- _What is needed_
Reproduce the records below, switching each "candle-body" to "real-body" and keeping everything else the same, but omit the pictures from your answer.

— BEGIN Input data —

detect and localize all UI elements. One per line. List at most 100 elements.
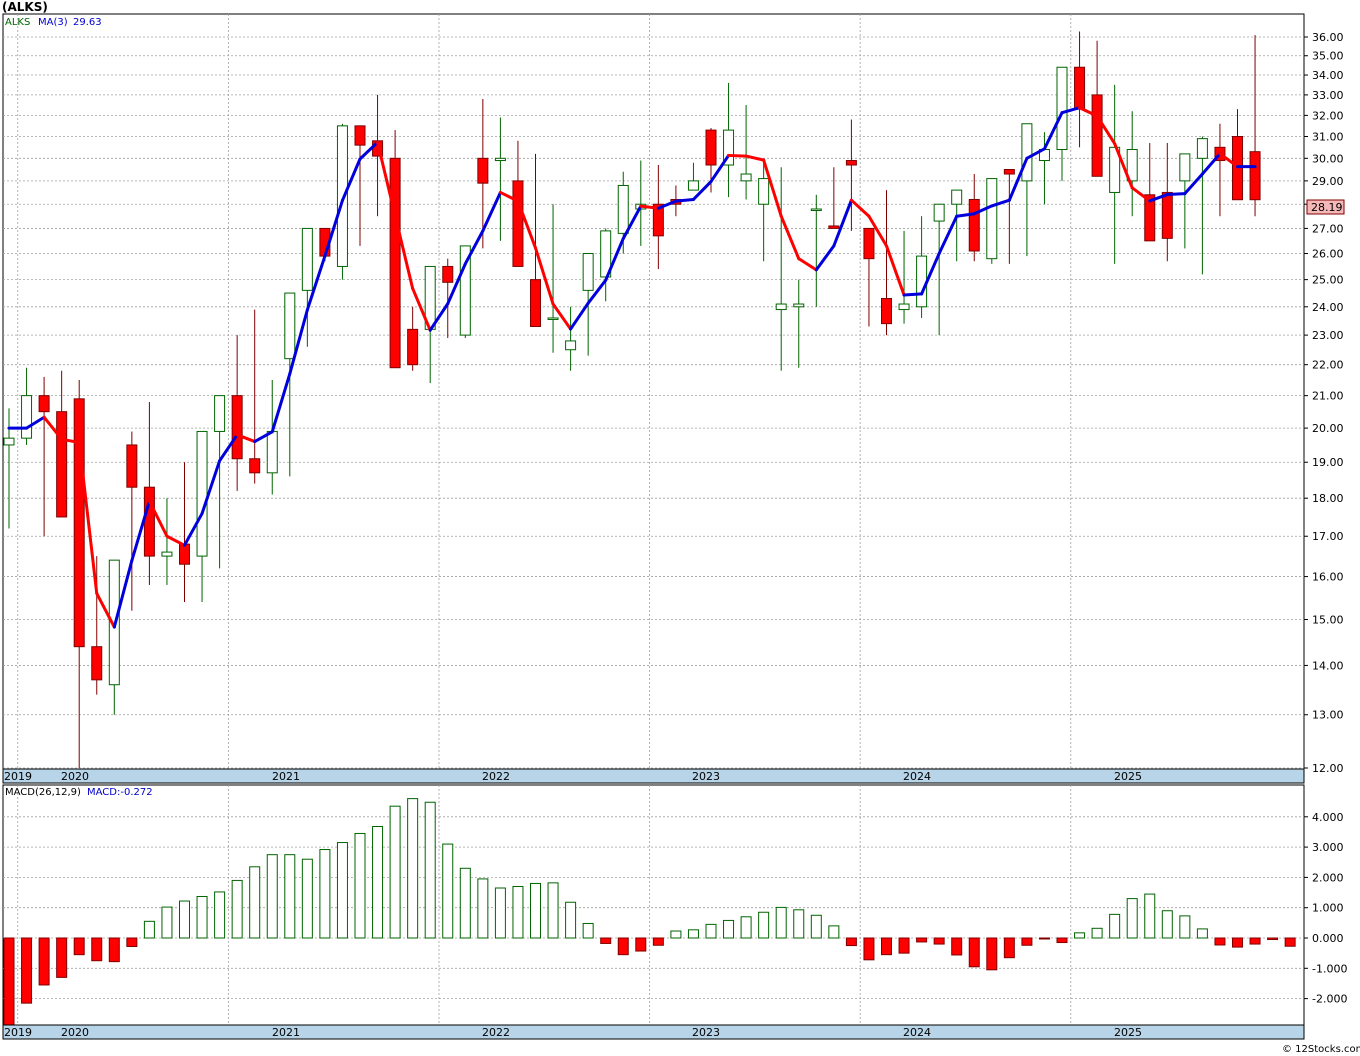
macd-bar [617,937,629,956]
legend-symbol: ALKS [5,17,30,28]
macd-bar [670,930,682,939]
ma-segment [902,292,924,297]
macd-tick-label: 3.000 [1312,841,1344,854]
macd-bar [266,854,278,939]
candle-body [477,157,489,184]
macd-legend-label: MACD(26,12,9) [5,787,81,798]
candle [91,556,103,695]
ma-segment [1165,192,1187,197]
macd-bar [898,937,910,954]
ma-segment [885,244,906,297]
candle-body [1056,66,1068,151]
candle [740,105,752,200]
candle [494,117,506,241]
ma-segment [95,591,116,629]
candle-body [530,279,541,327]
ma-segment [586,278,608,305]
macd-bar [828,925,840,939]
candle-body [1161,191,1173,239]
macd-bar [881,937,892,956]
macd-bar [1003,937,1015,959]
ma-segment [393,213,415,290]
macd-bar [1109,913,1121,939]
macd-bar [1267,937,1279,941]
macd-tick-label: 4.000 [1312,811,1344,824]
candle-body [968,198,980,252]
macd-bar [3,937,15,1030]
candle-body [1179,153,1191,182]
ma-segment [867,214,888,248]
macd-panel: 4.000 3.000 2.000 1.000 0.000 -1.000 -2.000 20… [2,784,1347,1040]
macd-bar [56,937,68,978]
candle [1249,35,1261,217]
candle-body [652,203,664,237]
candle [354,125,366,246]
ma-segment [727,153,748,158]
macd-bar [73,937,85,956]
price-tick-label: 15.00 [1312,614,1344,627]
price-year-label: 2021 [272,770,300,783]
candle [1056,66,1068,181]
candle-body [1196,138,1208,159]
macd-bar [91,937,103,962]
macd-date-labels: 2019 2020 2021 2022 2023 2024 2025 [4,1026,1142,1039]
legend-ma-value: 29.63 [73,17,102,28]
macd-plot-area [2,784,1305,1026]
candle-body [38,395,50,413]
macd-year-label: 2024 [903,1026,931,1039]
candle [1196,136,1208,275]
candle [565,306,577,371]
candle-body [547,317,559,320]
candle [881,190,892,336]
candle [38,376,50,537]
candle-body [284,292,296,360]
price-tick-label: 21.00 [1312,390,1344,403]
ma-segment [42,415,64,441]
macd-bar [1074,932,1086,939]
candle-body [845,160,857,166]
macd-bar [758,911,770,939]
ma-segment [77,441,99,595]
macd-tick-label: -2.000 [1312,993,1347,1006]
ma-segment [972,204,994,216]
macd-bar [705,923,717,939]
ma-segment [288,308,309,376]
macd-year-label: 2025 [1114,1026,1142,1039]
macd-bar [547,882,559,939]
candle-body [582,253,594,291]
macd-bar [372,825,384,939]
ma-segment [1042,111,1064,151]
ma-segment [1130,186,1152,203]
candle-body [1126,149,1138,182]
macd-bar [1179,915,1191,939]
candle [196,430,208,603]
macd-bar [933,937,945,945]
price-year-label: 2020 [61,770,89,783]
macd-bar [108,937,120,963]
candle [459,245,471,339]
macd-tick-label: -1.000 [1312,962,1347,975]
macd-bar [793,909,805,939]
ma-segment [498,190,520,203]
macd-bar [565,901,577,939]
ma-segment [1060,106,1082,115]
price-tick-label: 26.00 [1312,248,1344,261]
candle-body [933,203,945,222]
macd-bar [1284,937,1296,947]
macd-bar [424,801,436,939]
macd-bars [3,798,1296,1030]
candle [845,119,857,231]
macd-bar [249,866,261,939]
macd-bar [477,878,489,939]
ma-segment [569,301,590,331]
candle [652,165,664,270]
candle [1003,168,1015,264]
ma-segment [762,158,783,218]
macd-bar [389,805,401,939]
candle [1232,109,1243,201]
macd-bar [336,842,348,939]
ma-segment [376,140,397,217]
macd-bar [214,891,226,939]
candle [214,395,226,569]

— END Input data —

- _Finished task_
detect and localize all UI elements. One per line. List at most 100 elements.
macd-bar [617,937,629,956]
legend-symbol: ALKS [5,17,30,28]
macd-bar [670,930,682,939]
ma-segment [902,292,924,297]
macd-tick-label: 3.000 [1312,841,1344,854]
macd-bar [266,854,278,939]
real-body [477,157,489,184]
macd-legend-label: MACD(26,12,9) [5,787,81,798]
candle [91,556,103,695]
ma-segment [1165,192,1187,197]
macd-bar [898,937,910,954]
ma-segment [885,244,906,297]
real-body [1056,66,1068,151]
candle [740,105,752,200]
candle [494,117,506,241]
ma-segment [95,591,116,629]
real-body [530,279,541,327]
ma-segment [586,278,608,305]
macd-bar [828,925,840,939]
real-body [1161,191,1173,239]
macd-bar [881,937,892,956]
macd-bar [1003,937,1015,959]
ma-segment [393,213,415,290]
macd-bar [1109,913,1121,939]
macd-bar [1267,937,1279,941]
macd-tick-label: 4.000 [1312,811,1344,824]
real-body [968,198,980,252]
macd-bar [3,937,15,1030]
real-body [1179,153,1191,182]
ma-segment [867,214,888,248]
macd-panel: 4.000 3.000 2.000 1.000 0.000 -1.000 -2.000 20… [2,784,1347,1040]
macd-bar [56,937,68,978]
candle [1249,35,1261,217]
real-body [652,203,664,237]
candle [354,125,366,246]
ma-segment [727,153,748,158]
macd-bar [73,937,85,956]
price-tick-label: 15.00 [1312,614,1344,627]
price-year-label: 2021 [272,770,300,783]
candle [1056,66,1068,181]
real-body [1196,138,1208,159]
macd-bar [91,937,103,962]
macd-date-labels: 2019 2020 2021 2022 2023 2024 2025 [4,1026,1142,1039]
legend-ma-value: 29.63 [73,17,102,28]
macd-plot-area [2,784,1305,1026]
real-body [38,395,50,413]
macd-year-label: 2024 [903,1026,931,1039]
candle [1196,136,1208,275]
candle [565,306,577,371]
real-body [547,317,559,320]
candle [881,190,892,336]
candle [38,376,50,537]
real-body [284,292,296,360]
price-tick-label: 21.00 [1312,390,1344,403]
ma-segment [42,415,64,441]
macd-bar [1074,932,1086,939]
real-body [845,160,857,166]
macd-bar [758,911,770,939]
ma-segment [77,441,99,595]
macd-tick-label: -2.000 [1312,993,1347,1006]
ma-segment [972,204,994,216]
macd-bar [705,923,717,939]
ma-segment [288,308,309,376]
macd-year-label: 2025 [1114,1026,1142,1039]
macd-bar [547,882,559,939]
real-body [582,253,594,291]
macd-bar [372,825,384,939]
ma-segment [1042,111,1064,151]
ma-segment [1130,186,1152,203]
real-body [1126,149,1138,182]
macd-bar [1179,915,1191,939]
candle [196,430,208,603]
macd-bar [933,937,945,945]
price-year-label: 2020 [61,770,89,783]
macd-bar [108,937,120,963]
candle [459,245,471,339]
macd-tick-label: -1.000 [1312,962,1347,975]
macd-bar [793,909,805,939]
ma-segment [498,190,520,203]
macd-bar [565,901,577,939]
ma-segment [1060,106,1082,115]
price-tick-label: 26.00 [1312,248,1344,261]
real-body [933,203,945,222]
macd-bar [1284,937,1296,947]
macd-bar [424,801,436,939]
macd-bars [3,798,1296,1030]
candle [845,119,857,231]
macd-bar [249,866,261,939]
macd-bar [477,878,489,939]
ma-segment [569,301,590,331]
candle [652,165,664,270]
candle [1003,168,1015,264]
ma-segment [762,158,783,218]
macd-bar [389,805,401,939]
candle [1232,109,1243,201]
macd-bar [336,842,348,939]
ma-segment [376,140,397,217]
macd-bar [214,891,226,939]
candle [214,395,226,569]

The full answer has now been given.